[Lines of data]
-------------------------
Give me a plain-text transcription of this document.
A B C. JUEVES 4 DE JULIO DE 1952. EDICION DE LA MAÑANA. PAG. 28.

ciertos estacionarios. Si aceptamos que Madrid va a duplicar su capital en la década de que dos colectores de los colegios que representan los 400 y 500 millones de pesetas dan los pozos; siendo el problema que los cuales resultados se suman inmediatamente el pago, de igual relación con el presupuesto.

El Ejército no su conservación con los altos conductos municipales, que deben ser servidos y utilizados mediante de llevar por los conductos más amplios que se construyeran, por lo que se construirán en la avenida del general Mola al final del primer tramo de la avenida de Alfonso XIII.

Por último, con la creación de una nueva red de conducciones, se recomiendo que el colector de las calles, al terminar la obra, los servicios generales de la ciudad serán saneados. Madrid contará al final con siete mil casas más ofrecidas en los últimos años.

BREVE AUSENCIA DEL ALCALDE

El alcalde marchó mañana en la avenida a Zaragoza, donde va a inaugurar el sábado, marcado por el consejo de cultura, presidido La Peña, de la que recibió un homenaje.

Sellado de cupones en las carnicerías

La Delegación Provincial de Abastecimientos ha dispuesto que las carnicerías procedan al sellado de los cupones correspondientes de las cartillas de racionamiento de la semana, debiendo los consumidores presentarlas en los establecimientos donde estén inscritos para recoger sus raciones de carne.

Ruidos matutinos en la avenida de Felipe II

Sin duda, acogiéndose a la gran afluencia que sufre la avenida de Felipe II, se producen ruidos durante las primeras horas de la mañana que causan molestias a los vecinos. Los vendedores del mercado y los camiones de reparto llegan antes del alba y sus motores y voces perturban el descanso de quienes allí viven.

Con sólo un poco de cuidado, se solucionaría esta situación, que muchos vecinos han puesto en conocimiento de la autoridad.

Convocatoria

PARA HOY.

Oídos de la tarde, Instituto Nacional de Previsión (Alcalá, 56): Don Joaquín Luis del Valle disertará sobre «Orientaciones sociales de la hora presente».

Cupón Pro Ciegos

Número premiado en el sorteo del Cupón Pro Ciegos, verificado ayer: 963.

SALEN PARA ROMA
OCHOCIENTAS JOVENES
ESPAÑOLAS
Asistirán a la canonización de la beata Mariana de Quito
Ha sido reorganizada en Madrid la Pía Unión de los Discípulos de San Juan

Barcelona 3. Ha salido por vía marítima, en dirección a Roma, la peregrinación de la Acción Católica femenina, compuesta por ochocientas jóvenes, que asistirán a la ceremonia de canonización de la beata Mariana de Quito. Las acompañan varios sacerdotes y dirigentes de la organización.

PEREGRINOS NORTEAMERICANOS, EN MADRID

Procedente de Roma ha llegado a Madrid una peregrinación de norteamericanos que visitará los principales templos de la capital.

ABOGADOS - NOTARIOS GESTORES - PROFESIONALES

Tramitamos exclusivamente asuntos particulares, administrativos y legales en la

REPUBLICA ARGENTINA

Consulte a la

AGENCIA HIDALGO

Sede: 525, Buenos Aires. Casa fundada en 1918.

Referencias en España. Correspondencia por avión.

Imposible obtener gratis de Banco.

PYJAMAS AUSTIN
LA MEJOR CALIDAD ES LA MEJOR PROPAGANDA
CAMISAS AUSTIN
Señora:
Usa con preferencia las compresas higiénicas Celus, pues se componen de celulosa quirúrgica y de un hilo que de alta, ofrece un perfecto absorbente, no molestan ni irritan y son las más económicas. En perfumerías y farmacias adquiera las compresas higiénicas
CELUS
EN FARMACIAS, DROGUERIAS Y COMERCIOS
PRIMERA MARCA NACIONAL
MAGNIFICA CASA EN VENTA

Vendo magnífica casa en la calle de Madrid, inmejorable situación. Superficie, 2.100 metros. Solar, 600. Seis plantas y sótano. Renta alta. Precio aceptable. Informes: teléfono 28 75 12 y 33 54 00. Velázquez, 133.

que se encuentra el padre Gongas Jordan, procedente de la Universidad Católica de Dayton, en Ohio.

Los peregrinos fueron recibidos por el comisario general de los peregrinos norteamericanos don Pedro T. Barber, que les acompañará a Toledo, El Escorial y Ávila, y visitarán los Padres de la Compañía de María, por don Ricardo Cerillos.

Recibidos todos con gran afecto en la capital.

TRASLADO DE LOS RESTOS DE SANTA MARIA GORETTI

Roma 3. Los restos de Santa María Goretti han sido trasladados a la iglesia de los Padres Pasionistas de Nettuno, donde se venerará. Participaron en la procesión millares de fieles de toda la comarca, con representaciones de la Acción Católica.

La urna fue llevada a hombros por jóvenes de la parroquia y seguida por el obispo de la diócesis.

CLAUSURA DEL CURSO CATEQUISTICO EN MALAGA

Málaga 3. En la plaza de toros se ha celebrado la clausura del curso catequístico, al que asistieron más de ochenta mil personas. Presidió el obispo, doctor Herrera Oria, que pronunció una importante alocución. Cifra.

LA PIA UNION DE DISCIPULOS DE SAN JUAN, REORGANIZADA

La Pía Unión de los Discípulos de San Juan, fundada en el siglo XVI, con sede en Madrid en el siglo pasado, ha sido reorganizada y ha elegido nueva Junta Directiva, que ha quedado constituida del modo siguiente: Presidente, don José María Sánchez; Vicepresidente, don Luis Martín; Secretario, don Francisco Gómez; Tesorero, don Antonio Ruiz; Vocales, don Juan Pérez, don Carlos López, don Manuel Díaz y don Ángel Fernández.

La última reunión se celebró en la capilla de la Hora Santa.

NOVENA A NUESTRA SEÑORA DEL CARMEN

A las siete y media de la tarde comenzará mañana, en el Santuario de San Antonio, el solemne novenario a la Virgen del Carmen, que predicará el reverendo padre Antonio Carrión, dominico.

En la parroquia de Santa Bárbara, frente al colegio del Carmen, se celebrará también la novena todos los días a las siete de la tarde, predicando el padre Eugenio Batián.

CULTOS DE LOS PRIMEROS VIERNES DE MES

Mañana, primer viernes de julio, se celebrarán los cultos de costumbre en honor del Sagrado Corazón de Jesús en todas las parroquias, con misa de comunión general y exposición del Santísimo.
-------------------------
** DO THIS **
Where a line above includes "Cupón", copy that line.

** RESULT FOR THIS EXERCISE **
Cupón Pro Ciegos
Número premiado en el sorteo del Cupón Pro Ciegos, verificado ayer: 963.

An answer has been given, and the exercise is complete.